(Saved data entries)
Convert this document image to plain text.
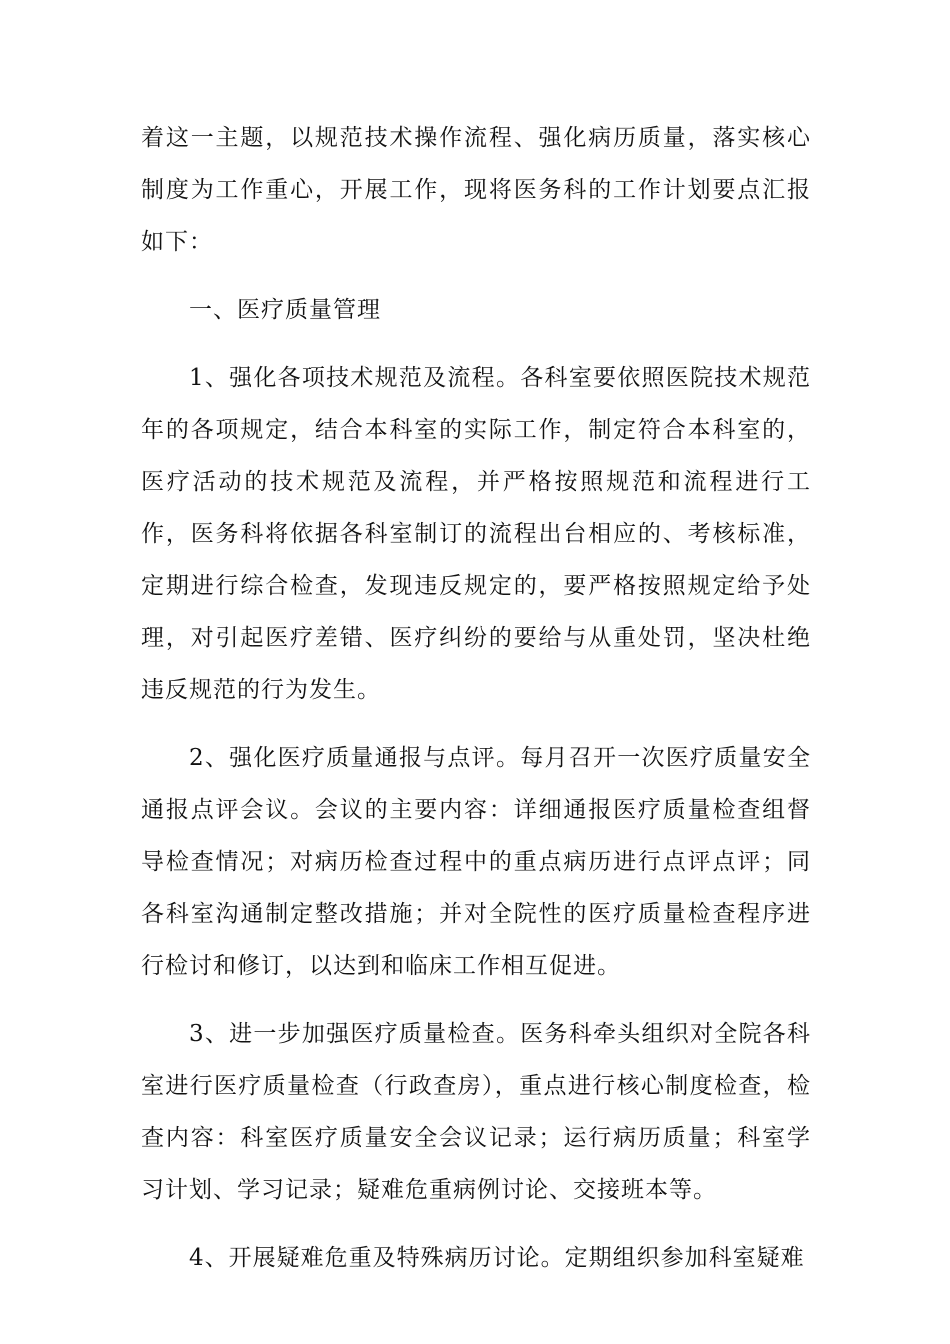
着这一主题，以规范技术操作流程、强化病历质量，落实核心制度为工作重心，开展工作，现将医务科的工作计划要点汇报如下：

一、医疗质量管理

1、强化各项技术规范及流程。各科室要依照医院技术规范年的各项规定，结合本科室的实际工作，制定符合本科室的，医疗活动的技术规范及流程，并严格按照规范和流程进行工作，医务科将依据各科室制订的流程出台相应的、考核标准，定期进行综合检查，发现违反规定的，要严格按照规定给予处理，对引起医疗差错、医疗纠纷的要给与从重处罚，坚决杜绝违反规范的行为发生。

2、强化医疗质量通报与点评。每月召开一次医疗质量安全通报点评会议。会议的主要内容：详细通报医疗质量检查组督导检查情况；对病历检查过程中的重点病历进行点评点评；同各科室沟通制定整改措施；并对全院性的医疗质量检查程序进行检讨和修订，以达到和临床工作相互促进。

3、进一步加强医疗质量检查。医务科牵头组织对全院各科室进行医疗质量检查（行政查房），重点进行核心制度检查，检查内容：科室医疗质量安全会议记录；运行病历质量；科室学习计划、学习记录；疑难危重病例讨论、交接班本等。

4、开展疑难危重及特殊病历讨论。定期组织参加科室疑难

Given instruction: Reproduce each line of the records exactly, and omit every picture.

Worked solution:
Convert this document image to plain text.
着这一主题，以规范技术操作流程、强化病历质量，落实核心制度为工作重心，开展工作，现将医务科的工作计划要点汇报如下：

一、医疗质量管理

1、强化各项技术规范及流程。各科室要依照医院技术规范年的各项规定，结合本科室的实际工作，制定符合本科室的，医疗活动的技术规范及流程，并严格按照规范和流程进行工作，医务科将依据各科室制订的流程出台相应的、考核标准，定期进行综合检查，发现违反规定的，要严格按照规定给予处理，对引起医疗差错、医疗纠纷的要给与从重处罚，坚决杜绝违反规范的行为发生。

2、强化医疗质量通报与点评。每月召开一次医疗质量安全通报点评会议。会议的主要内容：详细通报医疗质量检查组督导检查情况；对病历检查过程中的重点病历进行点评点评；同各科室沟通制定整改措施；并对全院性的医疗质量检查程序进行检讨和修订，以达到和临床工作相互促进。

3、进一步加强医疗质量检查。医务科牵头组织对全院各科室进行医疗质量检查（行政查房），重点进行核心制度检查，检查内容：科室医疗质量安全会议记录；运行病历质量；科室学习计划、学习记录；疑难危重病例讨论、交接班本等。

4、开展疑难危重及特殊病历讨论。定期组织参加科室疑难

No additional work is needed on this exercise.